◆ GIVEN ENTRIES
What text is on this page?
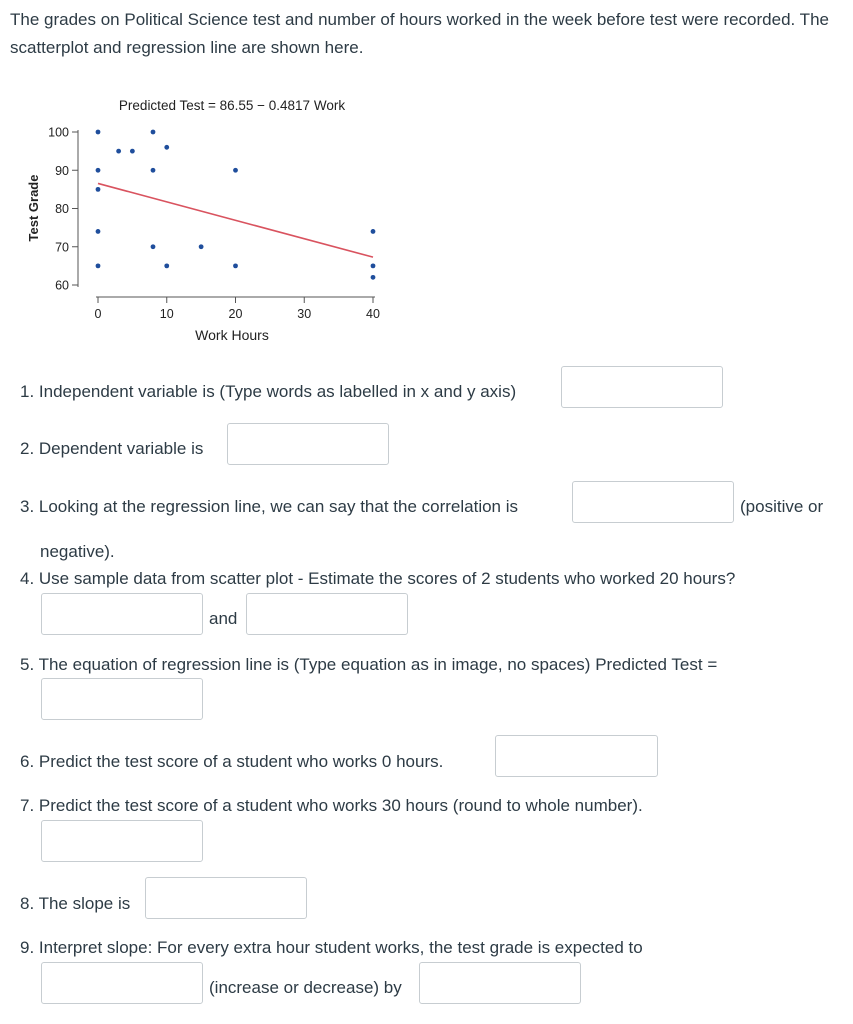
The grades on Political Science test and number of hours worked in the week before test were recorded. The scatterplot and regression line are shown here.

Predicted Test = 86.55 − 0.4817 Work
60
70
80
90
100
0	10	20	30	40
Work Hours
Test Grade
1. Independent variable is (Type words as labelled in x and y axis)
2. Dependent variable is
3. Looking at the regression line, we can say that the correlation is	(positive or
negative).
4. Use sample data from scatter plot - Estimate the scores of 2 students who worked 20 hours?
and
5. The equation of regression line is (Type equation as in image, no spaces) Predicted Test =
6. Predict the test score of a student who works 0 hours.
7. Predict the test score of a student who works 30 hours (round to whole number).
8. The slope is
9. Interpret slope: For every extra hour student works, the test grade is expected to
(increase or decrease) by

◆ REQUEST
Filter the entries and copy out every line with the word "slope".

◆ RESPONSE TO THIS EXERCISE
8. The slope is
9. Interpret slope: For every extra hour student works, the test grade is expected to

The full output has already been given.